─── Document section ───

Many federal statutes limit the discretion of appointing officials. For example, the Federal Trade Commission has five members, of which “[n]ot more than three ․ shall be members of the same political party.” 15 U.S.C. § 41. When the FTC has three Republicans, any vacancy must be filled by a member of some other party or an independent. It is easy to imagine a contention that someone nominated as a Democrat is not a “real Democrat” despite being registered as one; indeed, such assertions have been made frequently over the decades. But a lifelong Democrat passed over for appointment could not litigate the question whether a person appointed by the President with the consent of the Senate is a “real Democrat,” because the judiciary could not redress any injury by requiring the President to consider the plaintiff for a position on the Commission. Someone aggrieved by an order of an improperly constituted Commission has a bona fide complaint, see NLRB v. Noel Canning, ––– U.S. ––––, 134 S.Ct. 2550, 189 L.Ed.2d 538 (2014), because the injury may be redressed by setting aside the Commission’s order. But a person disappointed by being turned down for a post on the Commission must seek political rather than judicial remedies.

─── Data shown ───

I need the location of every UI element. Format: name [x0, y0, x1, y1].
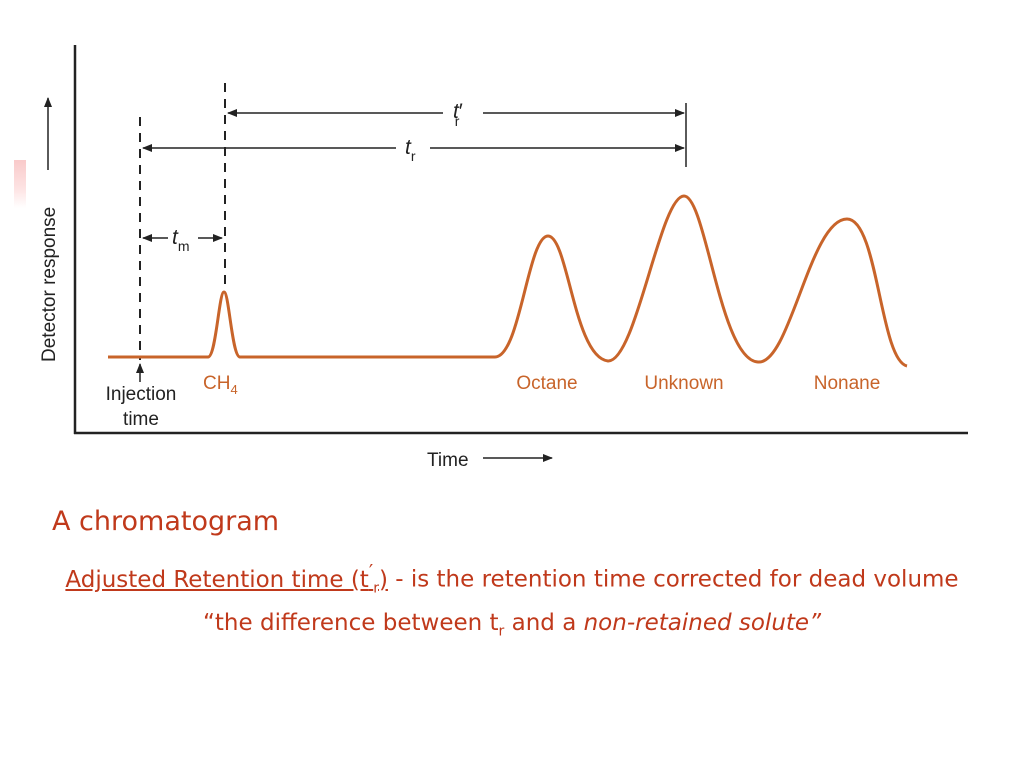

───

Problems and tasks
• 1. Name each political affiliation that the passage on appointment limits mentions.
• 2. Extend the passage on appointment limits and judicial remedies, beginning after its final sentence.

In response
• 1. Republican, Democrat, independent

• 2.
The Cornucopia Institute’s standing derives from that of its members, and as the members lack standing so does the Institute.

What we have said so far resolves this appeal, and we need not consider the possibility that the case has become moot. Beck’s term has expired, and she was ineligible for reappointment. 7 U.S.C. § 6518(d). Swaffar’s term continues, though she has changed jobs and now operates her own organic farm. Plaintiffs say that this does not matter because she was ineligible in 2014, when she was appointed. We bypass that subject. There is no priority among reasons not to reach the merits of a lawsuit. See Sinochem International Co. v. Malaysia International Shipping Corp., 549 U.S. 422, 127 S.Ct. 1184, 167 L.Ed.2d 15 (2007); Ruhrgas AG v. Marathon Oil Co., 526 U.S. 574, 119 S.Ct. 1563, 143 L.Ed.2d 760 (1999). The absence of standing makes this suit non-justiciable; whether it would be non-justiciable for a further reason is unimportant.


Easterbrook, Circuit Judge.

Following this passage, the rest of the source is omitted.